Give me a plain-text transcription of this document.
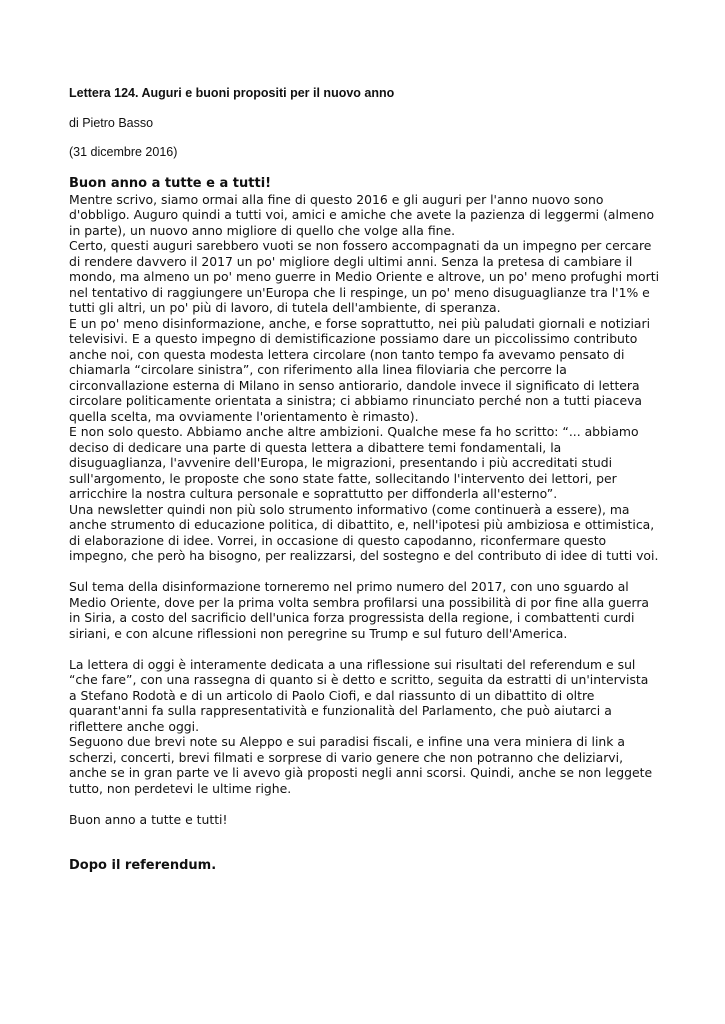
Lettera 124. Auguri e buoni propositi per il nuovo anno

di Pietro Basso

(31 dicembre 2016)

Buon anno a tutte e a tutti!

Mentre scrivo, siamo ormai alla fine di questo 2016 e gli auguri per l'anno nuovo sono d'obbligo. Auguro quindi a tutti voi, amici e amiche che avete la pazienza di leggermi (almeno in parte), un nuovo anno migliore di quello che volge alla fine.

Certo, questi auguri sarebbero vuoti se non fossero accompagnati da un impegno per cercare di rendere davvero il 2017 un po' migliore degli ultimi anni. Senza la pretesa di cambiare il mondo, ma almeno un po' meno guerre in Medio Oriente e altrove, un po' meno profughi morti nel tentativo di raggiungere un'Europa che li respinge, un po' meno disuguaglianze tra l'1% e tutti gli altri, un po' più di lavoro, di tutela dell'ambiente, di speranza.

E un po' meno disinformazione, anche, e forse soprattutto, nei più paludati giornali e notiziari televisivi. E a questo impegno di demistificazione possiamo dare un piccolissimo contributo anche noi, con questa modesta lettera circolare (non tanto tempo fa avevamo pensato di chiamarla “circolare sinistra”, con riferimento alla linea filoviaria che percorre la circonvallazione esterna di Milano in senso antiorario, dandole invece il significato di lettera circolare politicamente orientata a sinistra; ci abbiamo rinunciato perché non a tutti piaceva quella scelta, ma ovviamente l'orientamento è rimasto).

E non solo questo. Abbiamo anche altre ambizioni. Qualche mese fa ho scritto: “... abbiamo deciso di dedicare una parte di questa lettera a dibattere temi fondamentali, la disuguaglianza, l'avvenire dell'Europa, le migrazioni, presentando i più accreditati studi sull'argomento, le proposte che sono state fatte, sollecitando l'intervento dei lettori, per arricchire la nostra cultura personale e soprattutto per diffonderla all'esterno”.

Una newsletter quindi non più solo strumento informativo (come continuerà a essere), ma anche strumento di educazione politica, di dibattito, e, nell'ipotesi più ambiziosa e ottimistica, di elaborazione di idee. Vorrei, in occasione di questo capodanno, riconfermare questo impegno, che però ha bisogno, per realizzarsi, del sostegno e del contributo di idee di tutti voi.

Sul tema della disinformazione torneremo nel primo numero del 2017, con uno sguardo al Medio Oriente, dove per la prima volta sembra profilarsi una possibilità di por fine alla guerra in Siria, a costo del sacrificio dell'unica forza progressista della regione, i combattenti curdi siriani, e con alcune riflessioni non peregrine su Trump e sul futuro dell'America.

La lettera di oggi è interamente dedicata a una riflessione sui risultati del referendum e sul “che fare”, con una rassegna di quanto si è detto e scritto, seguita da estratti di un'intervista a Stefano Rodotà e di un articolo di Paolo Ciofi, e dal riassunto di un dibattito di oltre quarant'anni fa sulla rappresentatività e funzionalità del Parlamento, che può aiutarci a riflettere anche oggi.

Seguono due brevi note su Aleppo e sui paradisi fiscali, e infine una vera miniera di link a scherzi, concerti, brevi filmati e sorprese di vario genere che non potranno che deliziarvi, anche se in gran parte ve li avevo già proposti negli anni scorsi. Quindi, anche se non leggete tutto, non perdetevi le ultime righe.

Buon anno a tutte e tutti!

Dopo il referendum.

[What you are asked to do] Omit all pictures while transcribing the entries verbatim.

[Answer below]
Give me a plain-text transcription of this document.
Lettera 124. Auguri e buoni propositi per il nuovo anno

di Pietro Basso

(31 dicembre 2016)

Buon anno a tutte e a tutti!

Mentre scrivo, siamo ormai alla fine di questo 2016 e gli auguri per l'anno nuovo sono d'obbligo. Auguro quindi a tutti voi, amici e amiche che avete la pazienza di leggermi (almeno in parte), un nuovo anno migliore di quello che volge alla fine.

Certo, questi auguri sarebbero vuoti se non fossero accompagnati da un impegno per cercare di rendere davvero il 2017 un po' migliore degli ultimi anni. Senza la pretesa di cambiare il mondo, ma almeno un po' meno guerre in Medio Oriente e altrove, un po' meno profughi morti nel tentativo di raggiungere un'Europa che li respinge, un po' meno disuguaglianze tra l'1% e tutti gli altri, un po' più di lavoro, di tutela dell'ambiente, di speranza.

E un po' meno disinformazione, anche, e forse soprattutto, nei più paludati giornali e notiziari televisivi. E a questo impegno di demistificazione possiamo dare un piccolissimo contributo anche noi, con questa modesta lettera circolare (non tanto tempo fa avevamo pensato di chiamarla “circolare sinistra”, con riferimento alla linea filoviaria che percorre la circonvallazione esterna di Milano in senso antiorario, dandole invece il significato di lettera circolare politicamente orientata a sinistra; ci abbiamo rinunciato perché non a tutti piaceva quella scelta, ma ovviamente l'orientamento è rimasto).

E non solo questo. Abbiamo anche altre ambizioni. Qualche mese fa ho scritto: “... abbiamo deciso di dedicare una parte di questa lettera a dibattere temi fondamentali, la disuguaglianza, l'avvenire dell'Europa, le migrazioni, presentando i più accreditati studi sull'argomento, le proposte che sono state fatte, sollecitando l'intervento dei lettori, per arricchire la nostra cultura personale e soprattutto per diffonderla all'esterno”.

Una newsletter quindi non più solo strumento informativo (come continuerà a essere), ma anche strumento di educazione politica, di dibattito, e, nell'ipotesi più ambiziosa e ottimistica, di elaborazione di idee. Vorrei, in occasione di questo capodanno, riconfermare questo impegno, che però ha bisogno, per realizzarsi, del sostegno e del contributo di idee di tutti voi.

Sul tema della disinformazione torneremo nel primo numero del 2017, con uno sguardo al Medio Oriente, dove per la prima volta sembra profilarsi una possibilità di por fine alla guerra in Siria, a costo del sacrificio dell'unica forza progressista della regione, i combattenti curdi siriani, e con alcune riflessioni non peregrine su Trump e sul futuro dell'America.

La lettera di oggi è interamente dedicata a una riflessione sui risultati del referendum e sul “che fare”, con una rassegna di quanto si è detto e scritto, seguita da estratti di un'intervista a Stefano Rodotà e di un articolo di Paolo Ciofi, e dal riassunto di un dibattito di oltre quarant'anni fa sulla rappresentatività e funzionalità del Parlamento, che può aiutarci a riflettere anche oggi.

Seguono due brevi note su Aleppo e sui paradisi fiscali, e infine una vera miniera di link a scherzi, concerti, brevi filmati e sorprese di vario genere che non potranno che deliziarvi, anche se in gran parte ve li avevo già proposti negli anni scorsi. Quindi, anche se non leggete tutto, non perdetevi le ultime righe.

Buon anno a tutte e tutti!

Dopo il referendum.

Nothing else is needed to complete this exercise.